------ Supplied information ------
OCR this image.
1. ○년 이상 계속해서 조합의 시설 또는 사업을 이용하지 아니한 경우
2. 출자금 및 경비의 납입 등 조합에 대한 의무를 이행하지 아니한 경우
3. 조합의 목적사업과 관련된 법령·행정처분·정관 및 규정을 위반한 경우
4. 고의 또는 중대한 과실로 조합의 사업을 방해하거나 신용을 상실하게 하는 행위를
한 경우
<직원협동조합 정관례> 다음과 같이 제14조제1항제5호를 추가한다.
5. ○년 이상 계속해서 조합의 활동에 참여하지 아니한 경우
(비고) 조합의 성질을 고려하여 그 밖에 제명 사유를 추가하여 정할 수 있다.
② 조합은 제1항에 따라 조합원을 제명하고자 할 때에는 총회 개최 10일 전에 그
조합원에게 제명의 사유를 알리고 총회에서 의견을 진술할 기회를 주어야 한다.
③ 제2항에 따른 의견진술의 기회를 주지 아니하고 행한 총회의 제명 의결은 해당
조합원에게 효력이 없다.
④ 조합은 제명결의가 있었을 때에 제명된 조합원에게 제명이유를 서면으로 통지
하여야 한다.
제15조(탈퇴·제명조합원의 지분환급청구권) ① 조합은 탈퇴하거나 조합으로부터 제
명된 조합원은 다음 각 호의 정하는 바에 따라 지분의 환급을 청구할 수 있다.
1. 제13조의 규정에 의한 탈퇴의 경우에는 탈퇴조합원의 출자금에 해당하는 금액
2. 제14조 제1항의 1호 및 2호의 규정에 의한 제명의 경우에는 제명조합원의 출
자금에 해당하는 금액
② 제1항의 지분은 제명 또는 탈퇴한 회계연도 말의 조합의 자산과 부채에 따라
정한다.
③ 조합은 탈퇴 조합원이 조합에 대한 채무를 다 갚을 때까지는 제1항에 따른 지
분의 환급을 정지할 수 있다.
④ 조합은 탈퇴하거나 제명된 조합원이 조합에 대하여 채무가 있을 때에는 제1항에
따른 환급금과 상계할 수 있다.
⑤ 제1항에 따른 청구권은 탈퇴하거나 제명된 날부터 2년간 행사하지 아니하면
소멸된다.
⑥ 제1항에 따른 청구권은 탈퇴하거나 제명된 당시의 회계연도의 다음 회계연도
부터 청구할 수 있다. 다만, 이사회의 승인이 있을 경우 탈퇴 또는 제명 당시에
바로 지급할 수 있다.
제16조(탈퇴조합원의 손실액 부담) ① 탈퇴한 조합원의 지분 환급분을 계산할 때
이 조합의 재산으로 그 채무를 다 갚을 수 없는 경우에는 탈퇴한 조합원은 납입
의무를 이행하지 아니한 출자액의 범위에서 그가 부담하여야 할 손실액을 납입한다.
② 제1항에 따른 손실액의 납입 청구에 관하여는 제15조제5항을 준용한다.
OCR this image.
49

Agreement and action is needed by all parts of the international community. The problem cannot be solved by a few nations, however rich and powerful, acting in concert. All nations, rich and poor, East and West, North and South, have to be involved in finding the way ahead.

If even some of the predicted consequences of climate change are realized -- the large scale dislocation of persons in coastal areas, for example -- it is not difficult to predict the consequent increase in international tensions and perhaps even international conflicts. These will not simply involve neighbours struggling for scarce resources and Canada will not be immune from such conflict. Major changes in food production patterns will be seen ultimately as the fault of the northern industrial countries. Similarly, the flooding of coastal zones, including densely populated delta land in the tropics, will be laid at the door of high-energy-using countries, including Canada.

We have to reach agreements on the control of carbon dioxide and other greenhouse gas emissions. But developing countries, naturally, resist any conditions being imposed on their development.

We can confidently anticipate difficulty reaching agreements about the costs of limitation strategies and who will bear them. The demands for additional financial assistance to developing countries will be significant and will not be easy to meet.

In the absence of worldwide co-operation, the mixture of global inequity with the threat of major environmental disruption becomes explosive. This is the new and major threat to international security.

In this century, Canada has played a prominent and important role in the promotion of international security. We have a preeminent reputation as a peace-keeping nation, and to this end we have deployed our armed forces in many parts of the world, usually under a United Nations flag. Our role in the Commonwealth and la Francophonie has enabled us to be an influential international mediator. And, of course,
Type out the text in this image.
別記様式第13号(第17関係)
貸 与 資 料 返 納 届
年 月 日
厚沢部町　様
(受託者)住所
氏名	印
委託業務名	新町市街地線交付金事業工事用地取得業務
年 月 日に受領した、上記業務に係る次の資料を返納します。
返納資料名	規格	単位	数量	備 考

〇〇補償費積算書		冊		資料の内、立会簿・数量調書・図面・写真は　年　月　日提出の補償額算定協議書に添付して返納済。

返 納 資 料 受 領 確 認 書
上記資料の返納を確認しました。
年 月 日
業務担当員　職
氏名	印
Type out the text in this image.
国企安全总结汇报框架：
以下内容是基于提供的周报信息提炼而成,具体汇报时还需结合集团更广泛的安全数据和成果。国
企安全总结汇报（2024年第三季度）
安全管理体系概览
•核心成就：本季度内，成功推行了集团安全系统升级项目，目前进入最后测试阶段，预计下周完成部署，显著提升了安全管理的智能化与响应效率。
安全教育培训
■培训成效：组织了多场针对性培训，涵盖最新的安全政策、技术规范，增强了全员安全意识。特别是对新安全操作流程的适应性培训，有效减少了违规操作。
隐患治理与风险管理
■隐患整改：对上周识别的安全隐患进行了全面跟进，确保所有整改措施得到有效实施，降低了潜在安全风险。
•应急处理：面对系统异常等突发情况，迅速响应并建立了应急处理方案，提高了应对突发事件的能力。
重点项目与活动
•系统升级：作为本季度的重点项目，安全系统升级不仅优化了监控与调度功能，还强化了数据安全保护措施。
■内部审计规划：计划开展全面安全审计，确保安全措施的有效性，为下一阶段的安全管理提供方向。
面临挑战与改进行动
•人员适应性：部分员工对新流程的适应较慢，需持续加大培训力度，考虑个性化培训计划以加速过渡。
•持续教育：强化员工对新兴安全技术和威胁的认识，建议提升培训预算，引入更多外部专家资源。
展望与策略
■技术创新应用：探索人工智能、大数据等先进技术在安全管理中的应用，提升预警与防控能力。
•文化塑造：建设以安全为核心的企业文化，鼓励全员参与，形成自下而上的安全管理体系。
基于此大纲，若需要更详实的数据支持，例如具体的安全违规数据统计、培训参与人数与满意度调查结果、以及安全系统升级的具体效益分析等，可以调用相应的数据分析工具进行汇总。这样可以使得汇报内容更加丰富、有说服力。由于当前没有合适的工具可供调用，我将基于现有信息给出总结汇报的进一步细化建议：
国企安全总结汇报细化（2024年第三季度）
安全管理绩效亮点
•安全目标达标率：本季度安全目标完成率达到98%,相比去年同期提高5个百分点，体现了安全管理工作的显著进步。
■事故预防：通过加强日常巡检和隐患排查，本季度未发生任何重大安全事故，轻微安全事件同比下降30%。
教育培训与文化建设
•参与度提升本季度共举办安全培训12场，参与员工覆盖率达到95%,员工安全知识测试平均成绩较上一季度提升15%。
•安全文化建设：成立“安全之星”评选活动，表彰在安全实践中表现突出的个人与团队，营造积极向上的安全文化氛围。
------
▶ **Task description**
Scan the listing above. Collect all lines with the word "청구권은".

▶ **Written response**
⑤ 제1항에 따른 청구권은 탈퇴하거나 제명된 날부터 2년간 행사하지 아니하면
⑥ 제1항에 따른 청구권은 탈퇴하거나 제명된 당시의 회계연도의 다음 회계연도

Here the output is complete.